▶ _What to do_:
Pull out each line of the records holding the string "that".

[Dataset items]
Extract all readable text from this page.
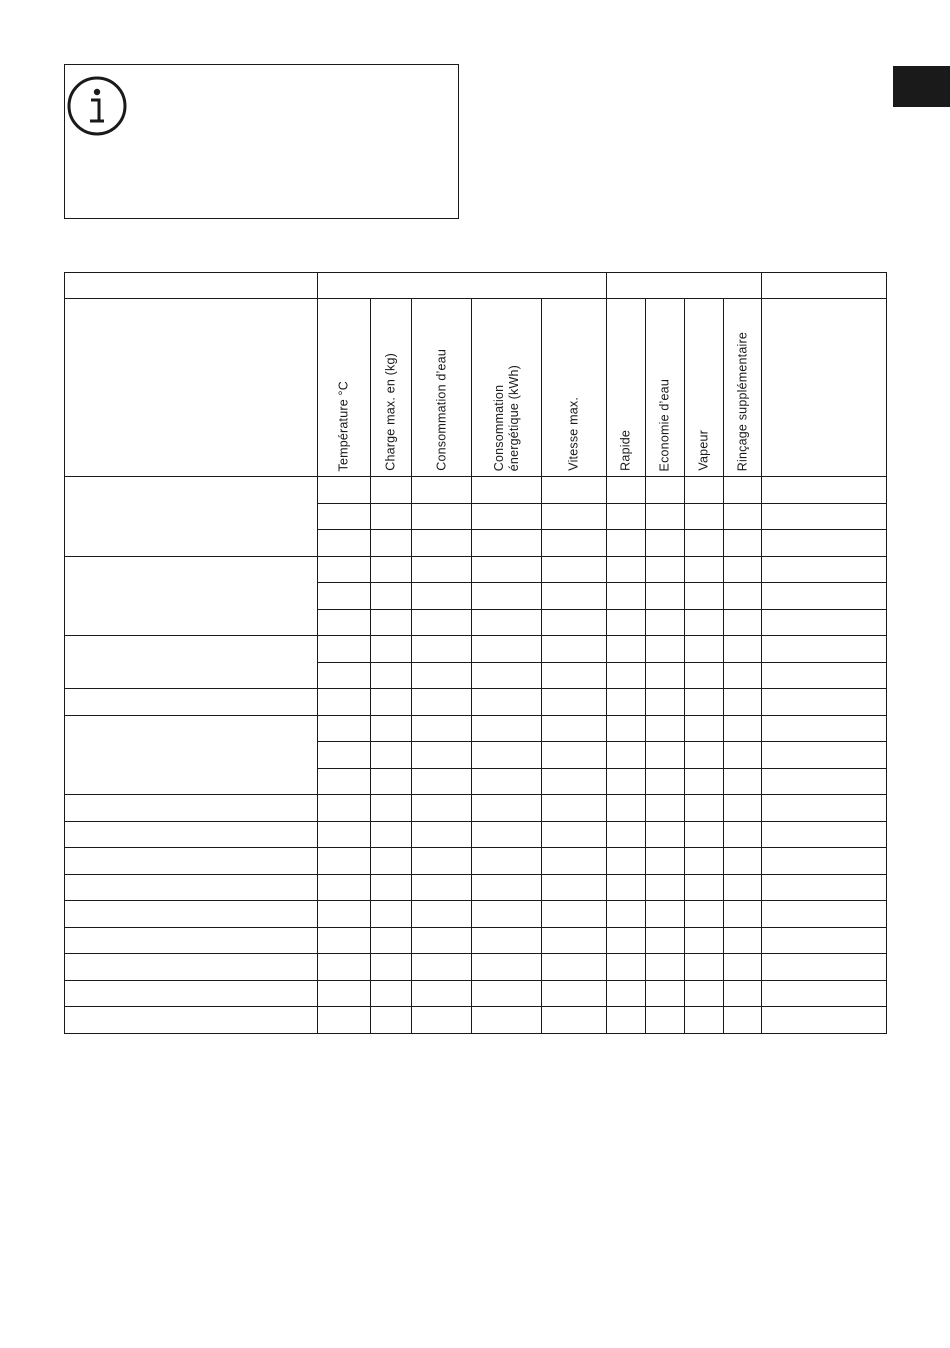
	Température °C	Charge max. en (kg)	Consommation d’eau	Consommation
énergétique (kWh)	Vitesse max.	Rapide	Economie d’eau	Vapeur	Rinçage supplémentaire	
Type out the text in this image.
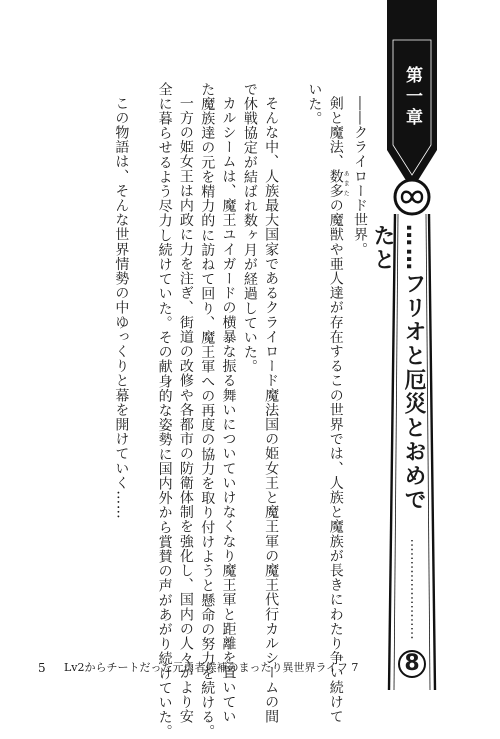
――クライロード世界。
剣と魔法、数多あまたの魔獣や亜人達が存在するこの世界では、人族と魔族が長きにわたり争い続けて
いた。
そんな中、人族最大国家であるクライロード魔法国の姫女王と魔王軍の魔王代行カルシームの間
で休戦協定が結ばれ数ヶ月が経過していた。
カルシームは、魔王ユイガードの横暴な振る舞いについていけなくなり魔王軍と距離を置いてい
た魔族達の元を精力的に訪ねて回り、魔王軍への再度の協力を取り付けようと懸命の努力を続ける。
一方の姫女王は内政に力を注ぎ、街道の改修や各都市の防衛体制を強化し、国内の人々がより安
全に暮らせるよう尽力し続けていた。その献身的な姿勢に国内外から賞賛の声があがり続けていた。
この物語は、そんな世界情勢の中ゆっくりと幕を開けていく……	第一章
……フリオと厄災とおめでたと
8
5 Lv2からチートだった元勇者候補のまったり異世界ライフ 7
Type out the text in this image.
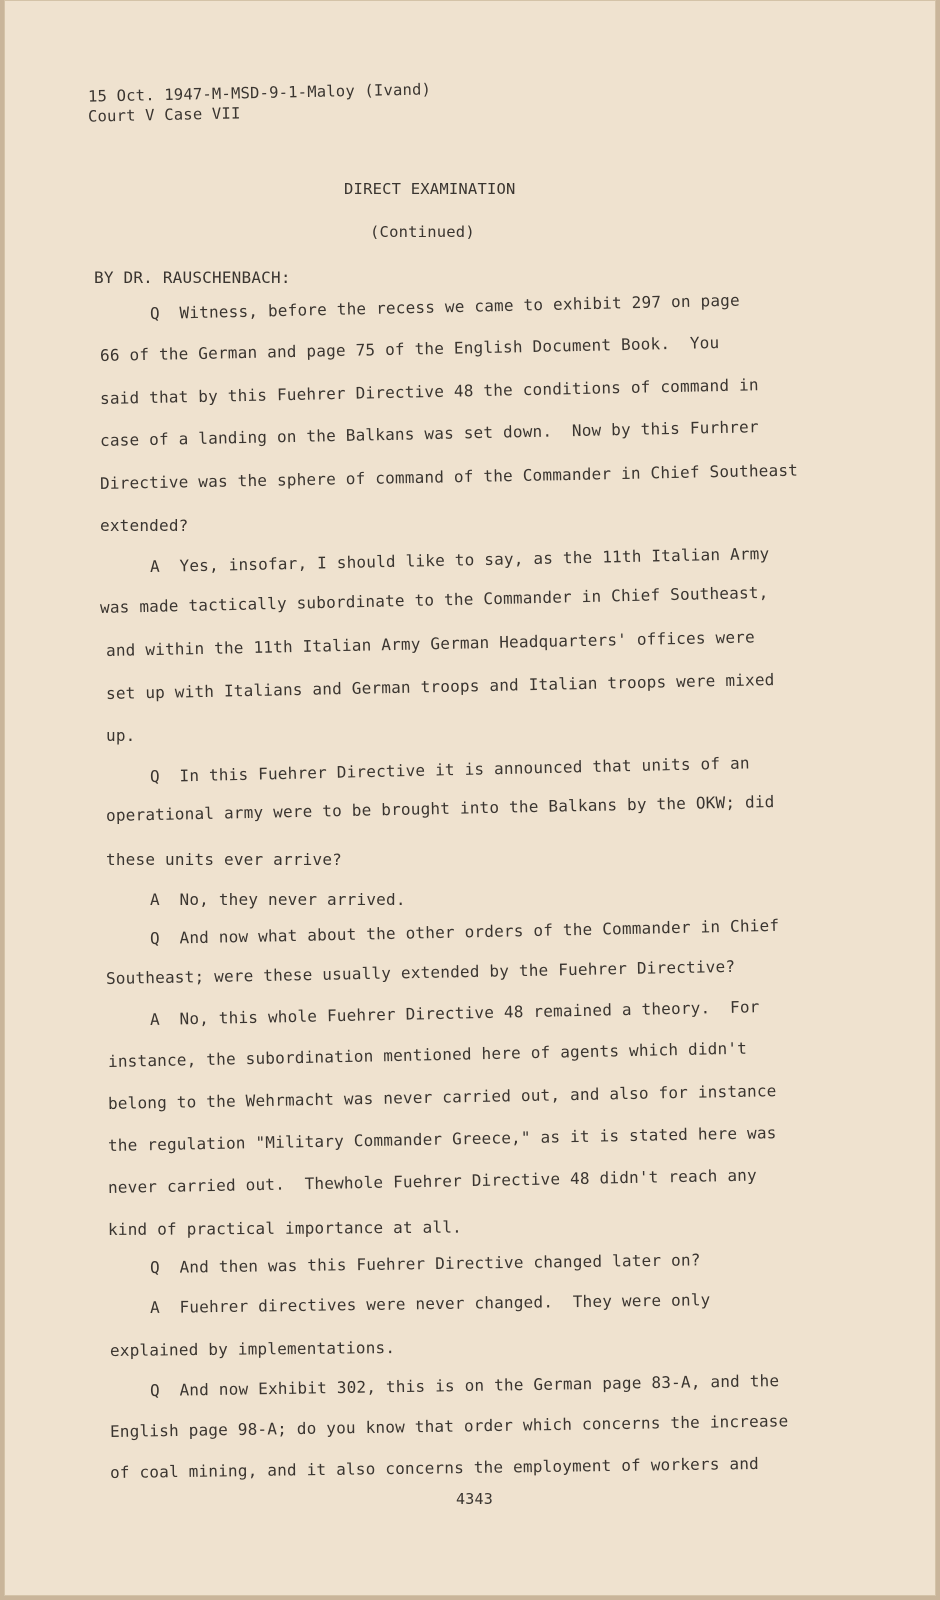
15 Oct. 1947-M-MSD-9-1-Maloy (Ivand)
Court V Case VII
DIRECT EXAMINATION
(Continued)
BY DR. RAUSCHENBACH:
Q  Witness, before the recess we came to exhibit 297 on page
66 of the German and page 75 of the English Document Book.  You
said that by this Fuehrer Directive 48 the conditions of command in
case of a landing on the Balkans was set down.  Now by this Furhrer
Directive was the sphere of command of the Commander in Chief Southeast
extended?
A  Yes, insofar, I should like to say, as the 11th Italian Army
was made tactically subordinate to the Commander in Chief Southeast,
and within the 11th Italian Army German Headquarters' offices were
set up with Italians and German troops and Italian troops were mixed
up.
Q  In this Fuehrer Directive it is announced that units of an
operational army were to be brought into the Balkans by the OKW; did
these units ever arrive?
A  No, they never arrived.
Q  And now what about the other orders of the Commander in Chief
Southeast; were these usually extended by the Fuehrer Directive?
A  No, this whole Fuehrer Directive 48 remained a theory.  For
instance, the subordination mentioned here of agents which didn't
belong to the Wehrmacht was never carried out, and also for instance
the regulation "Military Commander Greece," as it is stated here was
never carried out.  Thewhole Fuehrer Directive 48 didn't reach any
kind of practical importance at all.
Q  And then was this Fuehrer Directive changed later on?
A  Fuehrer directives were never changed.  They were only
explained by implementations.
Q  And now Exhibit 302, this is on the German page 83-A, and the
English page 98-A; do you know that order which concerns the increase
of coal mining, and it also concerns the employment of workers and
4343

▶ _In response_:
said that by this Fuehrer Directive 48 the conditions of command in
Q  In this Fuehrer Directive it is announced that units of an
English page 98-A; do you know that order which concerns the increase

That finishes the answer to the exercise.